***** Given information
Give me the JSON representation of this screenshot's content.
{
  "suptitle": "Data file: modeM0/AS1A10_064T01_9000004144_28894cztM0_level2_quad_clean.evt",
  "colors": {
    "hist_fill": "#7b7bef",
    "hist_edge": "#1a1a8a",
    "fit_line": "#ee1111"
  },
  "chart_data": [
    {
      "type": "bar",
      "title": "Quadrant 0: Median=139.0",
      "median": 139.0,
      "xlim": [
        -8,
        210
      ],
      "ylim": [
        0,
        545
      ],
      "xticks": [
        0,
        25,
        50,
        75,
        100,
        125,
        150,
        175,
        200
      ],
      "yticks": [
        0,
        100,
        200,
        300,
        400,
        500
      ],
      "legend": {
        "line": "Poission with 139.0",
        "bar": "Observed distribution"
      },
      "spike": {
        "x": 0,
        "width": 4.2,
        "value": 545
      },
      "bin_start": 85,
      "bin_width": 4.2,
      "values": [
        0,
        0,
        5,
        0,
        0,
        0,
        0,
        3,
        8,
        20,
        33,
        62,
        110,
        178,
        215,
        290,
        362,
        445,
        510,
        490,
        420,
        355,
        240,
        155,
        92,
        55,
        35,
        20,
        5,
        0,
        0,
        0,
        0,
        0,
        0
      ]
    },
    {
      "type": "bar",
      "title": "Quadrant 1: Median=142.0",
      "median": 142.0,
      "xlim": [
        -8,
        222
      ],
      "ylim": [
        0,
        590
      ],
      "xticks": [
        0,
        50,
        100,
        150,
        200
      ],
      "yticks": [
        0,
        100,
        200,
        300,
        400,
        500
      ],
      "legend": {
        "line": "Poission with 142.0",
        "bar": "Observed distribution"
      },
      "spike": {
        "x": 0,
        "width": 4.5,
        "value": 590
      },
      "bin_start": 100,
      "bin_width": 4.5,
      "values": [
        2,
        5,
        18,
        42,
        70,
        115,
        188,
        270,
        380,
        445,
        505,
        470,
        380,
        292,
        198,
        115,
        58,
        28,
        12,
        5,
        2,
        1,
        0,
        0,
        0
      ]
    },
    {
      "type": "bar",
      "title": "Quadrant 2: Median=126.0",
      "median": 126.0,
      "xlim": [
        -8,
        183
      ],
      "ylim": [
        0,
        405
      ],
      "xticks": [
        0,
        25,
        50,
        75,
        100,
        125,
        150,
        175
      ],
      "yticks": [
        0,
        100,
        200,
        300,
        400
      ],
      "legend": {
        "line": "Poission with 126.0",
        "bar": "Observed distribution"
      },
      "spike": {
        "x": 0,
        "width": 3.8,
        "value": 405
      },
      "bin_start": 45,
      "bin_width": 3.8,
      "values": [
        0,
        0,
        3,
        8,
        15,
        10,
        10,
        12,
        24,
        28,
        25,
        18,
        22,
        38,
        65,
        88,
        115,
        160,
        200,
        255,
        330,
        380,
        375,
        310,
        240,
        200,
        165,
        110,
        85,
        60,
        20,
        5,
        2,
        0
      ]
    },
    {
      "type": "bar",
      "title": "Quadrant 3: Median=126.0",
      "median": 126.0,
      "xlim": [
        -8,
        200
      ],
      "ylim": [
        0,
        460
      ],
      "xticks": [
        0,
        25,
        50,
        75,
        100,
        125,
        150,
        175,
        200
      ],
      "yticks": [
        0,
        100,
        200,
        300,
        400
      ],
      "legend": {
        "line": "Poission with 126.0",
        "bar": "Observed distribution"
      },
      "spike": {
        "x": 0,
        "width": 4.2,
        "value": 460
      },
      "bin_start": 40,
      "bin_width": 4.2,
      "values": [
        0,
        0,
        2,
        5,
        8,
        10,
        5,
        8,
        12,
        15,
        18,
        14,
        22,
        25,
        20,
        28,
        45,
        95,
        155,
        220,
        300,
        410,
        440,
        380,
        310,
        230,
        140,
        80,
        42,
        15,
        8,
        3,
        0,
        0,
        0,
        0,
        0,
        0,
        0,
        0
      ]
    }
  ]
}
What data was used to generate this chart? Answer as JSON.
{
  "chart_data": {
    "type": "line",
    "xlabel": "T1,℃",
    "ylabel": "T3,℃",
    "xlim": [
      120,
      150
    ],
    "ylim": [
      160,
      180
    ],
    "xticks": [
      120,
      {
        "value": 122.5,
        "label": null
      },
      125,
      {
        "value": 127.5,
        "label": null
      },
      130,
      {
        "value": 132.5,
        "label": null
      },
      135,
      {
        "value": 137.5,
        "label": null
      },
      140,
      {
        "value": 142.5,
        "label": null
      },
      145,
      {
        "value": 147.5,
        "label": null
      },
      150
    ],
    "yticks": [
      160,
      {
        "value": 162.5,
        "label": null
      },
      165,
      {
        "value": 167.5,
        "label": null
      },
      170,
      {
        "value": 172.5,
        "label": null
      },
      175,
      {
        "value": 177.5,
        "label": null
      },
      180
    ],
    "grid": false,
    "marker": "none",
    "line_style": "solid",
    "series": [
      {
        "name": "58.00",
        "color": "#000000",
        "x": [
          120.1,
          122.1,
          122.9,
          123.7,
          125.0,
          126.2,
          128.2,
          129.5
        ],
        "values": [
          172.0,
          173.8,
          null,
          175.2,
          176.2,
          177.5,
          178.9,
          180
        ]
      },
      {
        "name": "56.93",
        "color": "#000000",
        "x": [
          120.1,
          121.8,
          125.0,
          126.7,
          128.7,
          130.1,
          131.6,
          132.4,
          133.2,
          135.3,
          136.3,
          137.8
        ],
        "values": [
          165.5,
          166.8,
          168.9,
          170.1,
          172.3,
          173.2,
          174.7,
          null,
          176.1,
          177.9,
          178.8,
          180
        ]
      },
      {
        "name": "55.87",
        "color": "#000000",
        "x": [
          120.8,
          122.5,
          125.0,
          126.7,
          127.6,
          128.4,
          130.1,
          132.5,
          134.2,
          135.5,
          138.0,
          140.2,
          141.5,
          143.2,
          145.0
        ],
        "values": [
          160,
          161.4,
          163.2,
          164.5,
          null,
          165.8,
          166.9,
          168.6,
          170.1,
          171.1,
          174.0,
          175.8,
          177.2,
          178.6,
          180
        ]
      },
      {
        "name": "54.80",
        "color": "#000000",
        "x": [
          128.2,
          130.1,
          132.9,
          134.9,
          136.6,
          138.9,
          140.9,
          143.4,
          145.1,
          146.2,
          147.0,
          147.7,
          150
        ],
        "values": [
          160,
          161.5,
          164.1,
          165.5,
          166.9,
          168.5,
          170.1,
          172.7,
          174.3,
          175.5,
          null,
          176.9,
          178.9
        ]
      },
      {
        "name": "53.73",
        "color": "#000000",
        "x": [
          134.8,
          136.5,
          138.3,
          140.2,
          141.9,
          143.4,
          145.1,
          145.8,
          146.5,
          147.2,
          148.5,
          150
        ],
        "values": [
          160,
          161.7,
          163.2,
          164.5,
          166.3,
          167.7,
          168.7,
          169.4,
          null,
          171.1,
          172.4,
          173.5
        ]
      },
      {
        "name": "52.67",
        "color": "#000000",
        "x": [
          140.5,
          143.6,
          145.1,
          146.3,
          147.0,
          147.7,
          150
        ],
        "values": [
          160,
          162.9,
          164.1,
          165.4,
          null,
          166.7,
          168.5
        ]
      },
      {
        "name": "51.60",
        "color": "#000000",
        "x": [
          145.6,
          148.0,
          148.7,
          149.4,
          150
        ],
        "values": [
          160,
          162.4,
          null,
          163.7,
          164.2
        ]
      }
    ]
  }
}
**********
Task instructions →
Print all of the entries exactly as they appear.

Finished exercise →
Give me the JSON representation of this screenshot's content.
{
  "suptitle": "Data file: modeM0/AS1A10_064T01_9000004144_28894cztM0_level2_quad_clean.evt",
  "colors": {
    "hist_fill": "#7b7bef",
    "hist_edge": "#1a1a8a",
    "fit_line": "#ee1111"
  },
  "chart_data": [
    {
      "type": "bar",
      "title": "Quadrant 0: Median=139.0",
      "median": 139.0,
      "xlim": [
        -8,
        210
      ],
      "ylim": [
        0,
        545
      ],
      "xticks": [
        0,
        25,
        50,
        75,
        100,
        125,
        150,
        175,
        200
      ],
      "yticks": [
        0,
        100,
        200,
        300,
        400,
        500
      ],
      "legend": {
        "line": "Poission with 139.0",
        "bar": "Observed distribution"
      },
      "spike": {
        "x": 0,
        "width": 4.2,
        "value": 545
      },
      "bin_start": 85,
      "bin_width": 4.2,
      "values": [
        0,
        0,
        5,
        0,
        0,
        0,
        0,
        3,
        8,
        20,
        33,
        62,
        110,
        178,
        215,
        290,
        362,
        445,
        510,
        490,
        420,
        355,
        240,
        155,
        92,
        55,
        35,
        20,
        5,
        0,
        0,
        0,
        0,
        0,
        0
      ]
    },
    {
      "type": "bar",
      "title": "Quadrant 1: Median=142.0",
      "median": 142.0,
      "xlim": [
        -8,
        222
      ],
      "ylim": [
        0,
        590
      ],
      "xticks": [
        0,
        50,
        100,
        150,
        200
      ],
      "yticks": [
        0,
        100,
        200,
        300,
        400,
        500
      ],
      "legend": {
        "line": "Poission with 142.0",
        "bar": "Observed distribution"
      },
      "spike": {
        "x": 0,
        "width": 4.5,
        "value": 590
      },
      "bin_start": 100,
      "bin_width": 4.5,
      "values": [
        2,
        5,
        18,
        42,
        70,
        115,
        188,
        270,
        380,
        445,
        505,
        470,
        380,
        292,
        198,
        115,
        58,
        28,
        12,
        5,
        2,
        1,
        0,
        0,
        0
      ]
    },
    {
      "type": "bar",
      "title": "Quadrant 2: Median=126.0",
      "median": 126.0,
      "xlim": [
        -8,
        183
      ],
      "ylim": [
        0,
        405
      ],
      "xticks": [
        0,
        25,
        50,
        75,
        100,
        125,
        150,
        175
      ],
      "yticks": [
        0,
        100,
        200,
        300,
        400
      ],
      "legend": {
        "line": "Poission with 126.0",
        "bar": "Observed distribution"
      },
      "spike": {
        "x": 0,
        "width": 3.8,
        "value": 405
      },
      "bin_start": 45,
      "bin_width": 3.8,
      "values": [
        0,
        0,
        3,
        8,
        15,
        10,
        10,
        12,
        24,
        28,
        25,
        18,
        22,
        38,
        65,
        88,
        115,
        160,
        200,
        255,
        330,
        380,
        375,
        310,
        240,
        200,
        165,
        110,
        85,
        60,
        20,
        5,
        2,
        0
      ]
    },
    {
      "type": "bar",
      "title": "Quadrant 3: Median=126.0",
      "median": 126.0,
      "xlim": [
        -8,
        200
      ],
      "ylim": [
        0,
        460
      ],
      "xticks": [
        0,
        25,
        50,
        75,
        100,
        125,
        150,
        175,
        200
      ],
      "yticks": [
        0,
        100,
        200,
        300,
        400
      ],
      "legend": {
        "line": "Poission with 126.0",
        "bar": "Observed distribution"
      },
      "spike": {
        "x": 0,
        "width": 4.2,
        "value": 460
      },
      "bin_start": 40,
      "bin_width": 4.2,
      "values": [
        0,
        0,
        2,
        5,
        8,
        10,
        5,
        8,
        12,
        15,
        18,
        14,
        22,
        25,
        20,
        28,
        45,
        95,
        155,
        220,
        300,
        410,
        440,
        380,
        310,
        230,
        140,
        80,
        42,
        15,
        8,
        3,
        0,
        0,
        0,
        0,
        0,
        0,
        0,
        0
      ]
    }
  ]
}
What data was used to generate this chart? Answer as JSON.
{
  "chart_data": {
    "type": "line",
    "xlabel": "T1,℃",
    "ylabel": "T3,℃",
    "xlim": [
      120,
      150
    ],
    "ylim": [
      160,
      180
    ],
    "xticks": [
      120,
      {
        "value": 122.5,
        "label": null
      },
      125,
      {
        "value": 127.5,
        "label": null
      },
      130,
      {
        "value": 132.5,
        "label": null
      },
      135,
      {
        "value": 137.5,
        "label": null
      },
      140,
      {
        "value": 142.5,
        "label": null
      },
      145,
      {
        "value": 147.5,
        "label": null
      },
      150
    ],
    "yticks": [
      160,
      {
        "value": 162.5,
        "label": null
      },
      165,
      {
        "value": 167.5,
        "label": null
      },
      170,
      {
        "value": 172.5,
        "label": null
      },
      175,
      {
        "value": 177.5,
        "label": null
      },
      180
    ],
    "grid": false,
    "marker": "none",
    "line_style": "solid",
    "series": [
      {
        "name": "58.00",
        "color": "#000000",
        "x": [
          120.1,
          122.1,
          122.9,
          123.7,
          125.0,
          126.2,
          128.2,
          129.5
        ],
        "values": [
          172.0,
          173.8,
          null,
          175.2,
          176.2,
          177.5,
          178.9,
          180
        ]
      },
      {
        "name": "56.93",
        "color": "#000000",
        "x": [
          120.1,
          121.8,
          125.0,
          126.7,
          128.7,
          130.1,
          131.6,
          132.4,
          133.2,
          135.3,
          136.3,
          137.8
        ],
        "values": [
          165.5,
          166.8,
          168.9,
          170.1,
          172.3,
          173.2,
          174.7,
          null,
          176.1,
          177.9,
          178.8,
          180
        ]
      },
      {
        "name": "55.87",
        "color": "#000000",
        "x": [
          120.8,
          122.5,
          125.0,
          126.7,
          127.6,
          128.4,
          130.1,
          132.5,
          134.2,
          135.5,
          138.0,
          140.2,
          141.5,
          143.2,
          145.0
        ],
        "values": [
          160,
          161.4,
          163.2,
          164.5,
          null,
          165.8,
          166.9,
          168.6,
          170.1,
          171.1,
          174.0,
          175.8,
          177.2,
          178.6,
          180
        ]
      },
      {
        "name": "54.80",
        "color": "#000000",
        "x": [
          128.2,
          130.1,
          132.9,
          134.9,
          136.6,
          138.9,
          140.9,
          143.4,
          145.1,
          146.2,
          147.0,
          147.7,
          150
        ],
        "values": [
          160,
          161.5,
          164.1,
          165.5,
          166.9,
          168.5,
          170.1,
          172.7,
          174.3,
          175.5,
          null,
          176.9,
          178.9
        ]
      },
      {
        "name": "53.73",
        "color": "#000000",
        "x": [
          134.8,
          136.5,
          138.3,
          140.2,
          141.9,
          143.4,
          145.1,
          145.8,
          146.5,
          147.2,
          148.5,
          150
        ],
        "values": [
          160,
          161.7,
          163.2,
          164.5,
          166.3,
          167.7,
          168.7,
          169.4,
          null,
          171.1,
          172.4,
          173.5
        ]
      },
      {
        "name": "52.67",
        "color": "#000000",
        "x": [
          140.5,
          143.6,
          145.1,
          146.3,
          147.0,
          147.7,
          150
        ],
        "values": [
          160,
          162.9,
          164.1,
          165.4,
          null,
          166.7,
          168.5
        ]
      },
      {
        "name": "51.60",
        "color": "#000000",
        "x": [
          145.6,
          148.0,
          148.7,
          149.4,
          150
        ],
        "values": [
          160,
          162.4,
          null,
          163.7,
          164.2
        ]
      }
    ]
  }
}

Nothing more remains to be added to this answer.